> Stored data entries
╭──
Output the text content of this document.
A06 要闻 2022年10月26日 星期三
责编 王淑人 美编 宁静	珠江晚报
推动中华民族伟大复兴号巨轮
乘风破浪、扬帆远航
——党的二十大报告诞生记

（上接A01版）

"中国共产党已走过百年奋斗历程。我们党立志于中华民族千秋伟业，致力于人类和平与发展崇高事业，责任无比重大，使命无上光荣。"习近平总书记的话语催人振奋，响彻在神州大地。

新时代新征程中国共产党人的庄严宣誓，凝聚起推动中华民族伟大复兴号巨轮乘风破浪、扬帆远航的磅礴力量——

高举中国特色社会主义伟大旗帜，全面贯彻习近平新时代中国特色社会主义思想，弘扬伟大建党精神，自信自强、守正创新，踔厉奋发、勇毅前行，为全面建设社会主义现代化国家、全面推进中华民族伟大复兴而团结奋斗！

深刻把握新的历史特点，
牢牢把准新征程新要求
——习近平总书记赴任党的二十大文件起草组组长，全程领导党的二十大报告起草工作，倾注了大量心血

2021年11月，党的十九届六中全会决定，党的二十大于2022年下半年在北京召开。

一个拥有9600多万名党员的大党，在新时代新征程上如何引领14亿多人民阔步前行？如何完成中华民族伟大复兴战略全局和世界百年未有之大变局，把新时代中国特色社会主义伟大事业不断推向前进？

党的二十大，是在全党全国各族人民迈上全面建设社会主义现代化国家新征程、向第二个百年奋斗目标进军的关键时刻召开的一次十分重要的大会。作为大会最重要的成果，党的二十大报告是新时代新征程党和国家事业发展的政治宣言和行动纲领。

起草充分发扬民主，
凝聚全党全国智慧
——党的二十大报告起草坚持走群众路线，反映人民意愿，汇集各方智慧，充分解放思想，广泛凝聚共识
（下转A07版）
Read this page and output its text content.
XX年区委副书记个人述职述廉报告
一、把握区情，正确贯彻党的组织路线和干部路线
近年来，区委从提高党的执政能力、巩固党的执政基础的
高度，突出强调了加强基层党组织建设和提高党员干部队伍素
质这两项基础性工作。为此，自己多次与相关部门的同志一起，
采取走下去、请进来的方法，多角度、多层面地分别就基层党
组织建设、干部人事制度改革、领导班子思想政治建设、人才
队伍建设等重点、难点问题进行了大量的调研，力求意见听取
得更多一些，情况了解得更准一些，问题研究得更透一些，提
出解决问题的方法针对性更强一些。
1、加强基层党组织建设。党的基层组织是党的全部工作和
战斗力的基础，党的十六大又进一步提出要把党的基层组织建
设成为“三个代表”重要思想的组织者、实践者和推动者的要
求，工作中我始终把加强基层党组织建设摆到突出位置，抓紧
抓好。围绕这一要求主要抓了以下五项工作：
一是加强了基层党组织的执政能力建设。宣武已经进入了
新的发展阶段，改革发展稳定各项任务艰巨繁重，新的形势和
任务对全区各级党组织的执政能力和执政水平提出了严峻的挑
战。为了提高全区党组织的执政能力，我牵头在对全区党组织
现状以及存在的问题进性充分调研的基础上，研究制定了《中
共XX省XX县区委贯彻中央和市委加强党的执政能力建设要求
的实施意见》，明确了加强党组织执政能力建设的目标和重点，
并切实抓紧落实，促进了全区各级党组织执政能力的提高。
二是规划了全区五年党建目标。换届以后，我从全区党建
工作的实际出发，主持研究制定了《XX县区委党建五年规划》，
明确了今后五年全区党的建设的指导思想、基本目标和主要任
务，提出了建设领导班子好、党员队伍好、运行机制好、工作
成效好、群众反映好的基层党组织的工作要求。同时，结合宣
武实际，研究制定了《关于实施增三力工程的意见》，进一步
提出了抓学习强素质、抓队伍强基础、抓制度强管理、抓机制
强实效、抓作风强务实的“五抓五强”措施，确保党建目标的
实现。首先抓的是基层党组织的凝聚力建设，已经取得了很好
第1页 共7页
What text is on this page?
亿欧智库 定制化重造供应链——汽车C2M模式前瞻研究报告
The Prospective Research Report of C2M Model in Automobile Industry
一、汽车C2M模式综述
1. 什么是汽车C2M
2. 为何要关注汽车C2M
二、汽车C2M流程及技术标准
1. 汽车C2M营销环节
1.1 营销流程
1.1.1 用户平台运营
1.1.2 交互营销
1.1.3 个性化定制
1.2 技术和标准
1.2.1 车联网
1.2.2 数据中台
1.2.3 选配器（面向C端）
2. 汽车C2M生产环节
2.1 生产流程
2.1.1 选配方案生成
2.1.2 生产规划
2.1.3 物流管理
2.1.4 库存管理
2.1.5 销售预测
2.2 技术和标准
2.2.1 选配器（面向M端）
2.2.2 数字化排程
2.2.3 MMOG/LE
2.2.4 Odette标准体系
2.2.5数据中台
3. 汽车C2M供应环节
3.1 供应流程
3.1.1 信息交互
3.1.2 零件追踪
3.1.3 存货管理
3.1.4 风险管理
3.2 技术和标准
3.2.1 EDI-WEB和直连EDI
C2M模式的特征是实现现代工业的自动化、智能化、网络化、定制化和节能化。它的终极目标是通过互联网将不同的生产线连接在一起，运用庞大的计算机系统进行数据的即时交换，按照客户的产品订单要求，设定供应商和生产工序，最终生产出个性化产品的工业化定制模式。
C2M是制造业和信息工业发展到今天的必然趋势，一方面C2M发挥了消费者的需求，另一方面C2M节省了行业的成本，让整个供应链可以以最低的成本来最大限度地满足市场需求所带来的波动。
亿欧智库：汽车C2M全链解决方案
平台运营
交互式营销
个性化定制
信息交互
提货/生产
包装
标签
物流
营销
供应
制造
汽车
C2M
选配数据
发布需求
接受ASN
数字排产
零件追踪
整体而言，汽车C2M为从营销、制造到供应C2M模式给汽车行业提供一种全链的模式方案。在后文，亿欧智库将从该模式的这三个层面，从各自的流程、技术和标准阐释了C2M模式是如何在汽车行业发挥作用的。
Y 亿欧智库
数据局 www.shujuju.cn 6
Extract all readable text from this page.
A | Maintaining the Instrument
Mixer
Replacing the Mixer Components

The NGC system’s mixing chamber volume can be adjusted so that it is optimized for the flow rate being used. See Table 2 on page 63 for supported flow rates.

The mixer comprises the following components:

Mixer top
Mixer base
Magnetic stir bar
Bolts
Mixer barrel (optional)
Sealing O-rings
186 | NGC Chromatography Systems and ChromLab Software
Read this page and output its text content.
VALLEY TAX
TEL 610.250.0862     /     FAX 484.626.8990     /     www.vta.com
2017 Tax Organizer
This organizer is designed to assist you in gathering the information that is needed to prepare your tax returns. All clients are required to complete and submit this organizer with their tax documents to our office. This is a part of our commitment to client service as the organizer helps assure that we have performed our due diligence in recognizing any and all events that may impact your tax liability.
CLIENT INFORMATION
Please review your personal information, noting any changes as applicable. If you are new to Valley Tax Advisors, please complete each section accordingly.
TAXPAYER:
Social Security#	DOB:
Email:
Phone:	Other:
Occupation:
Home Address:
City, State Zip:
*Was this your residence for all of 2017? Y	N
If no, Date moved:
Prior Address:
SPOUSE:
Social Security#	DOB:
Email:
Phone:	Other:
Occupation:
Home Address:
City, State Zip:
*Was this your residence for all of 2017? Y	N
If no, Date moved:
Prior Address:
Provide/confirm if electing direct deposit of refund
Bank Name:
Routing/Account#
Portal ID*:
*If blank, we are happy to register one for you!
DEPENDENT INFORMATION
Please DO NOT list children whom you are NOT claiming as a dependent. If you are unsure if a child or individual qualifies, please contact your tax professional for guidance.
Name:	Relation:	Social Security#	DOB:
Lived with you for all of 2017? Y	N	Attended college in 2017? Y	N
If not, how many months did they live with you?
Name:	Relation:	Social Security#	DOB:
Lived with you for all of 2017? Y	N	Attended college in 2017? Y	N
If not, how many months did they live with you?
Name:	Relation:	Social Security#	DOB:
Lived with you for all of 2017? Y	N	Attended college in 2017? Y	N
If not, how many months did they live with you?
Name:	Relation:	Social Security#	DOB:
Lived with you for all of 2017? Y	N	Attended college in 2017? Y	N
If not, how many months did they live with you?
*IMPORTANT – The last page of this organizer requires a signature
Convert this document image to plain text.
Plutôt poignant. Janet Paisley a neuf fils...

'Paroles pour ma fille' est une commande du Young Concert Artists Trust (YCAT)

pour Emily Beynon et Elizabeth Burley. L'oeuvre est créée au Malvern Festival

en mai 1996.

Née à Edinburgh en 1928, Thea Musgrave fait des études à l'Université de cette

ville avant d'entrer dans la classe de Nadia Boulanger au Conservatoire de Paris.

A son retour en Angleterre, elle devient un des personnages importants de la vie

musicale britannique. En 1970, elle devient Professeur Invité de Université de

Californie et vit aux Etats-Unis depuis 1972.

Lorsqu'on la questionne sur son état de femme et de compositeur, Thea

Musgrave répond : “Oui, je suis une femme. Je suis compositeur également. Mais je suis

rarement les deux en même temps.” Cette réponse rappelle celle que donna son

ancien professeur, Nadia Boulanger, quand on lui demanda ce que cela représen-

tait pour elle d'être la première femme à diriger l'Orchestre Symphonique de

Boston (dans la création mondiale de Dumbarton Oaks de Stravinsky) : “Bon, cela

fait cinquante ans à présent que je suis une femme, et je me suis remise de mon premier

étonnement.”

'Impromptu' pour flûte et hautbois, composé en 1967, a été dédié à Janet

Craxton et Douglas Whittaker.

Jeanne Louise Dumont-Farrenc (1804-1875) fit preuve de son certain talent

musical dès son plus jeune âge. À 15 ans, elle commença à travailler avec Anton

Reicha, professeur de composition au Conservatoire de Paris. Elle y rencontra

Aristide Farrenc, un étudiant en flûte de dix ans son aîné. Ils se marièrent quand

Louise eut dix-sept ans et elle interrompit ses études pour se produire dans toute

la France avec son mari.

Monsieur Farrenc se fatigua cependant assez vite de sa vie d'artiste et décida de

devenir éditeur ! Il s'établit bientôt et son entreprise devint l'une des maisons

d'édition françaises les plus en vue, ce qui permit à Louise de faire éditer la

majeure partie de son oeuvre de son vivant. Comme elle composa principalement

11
╰──
> What is expected
Scan the data for the word "études" and copy every line where it shows up.

> Answer to this task
Née à Edinburgh en 1928, Thea Musgrave fait des études à l'Université de cette
Louise eut dix-sept ans et elle interrompit ses études pour se produire dans toute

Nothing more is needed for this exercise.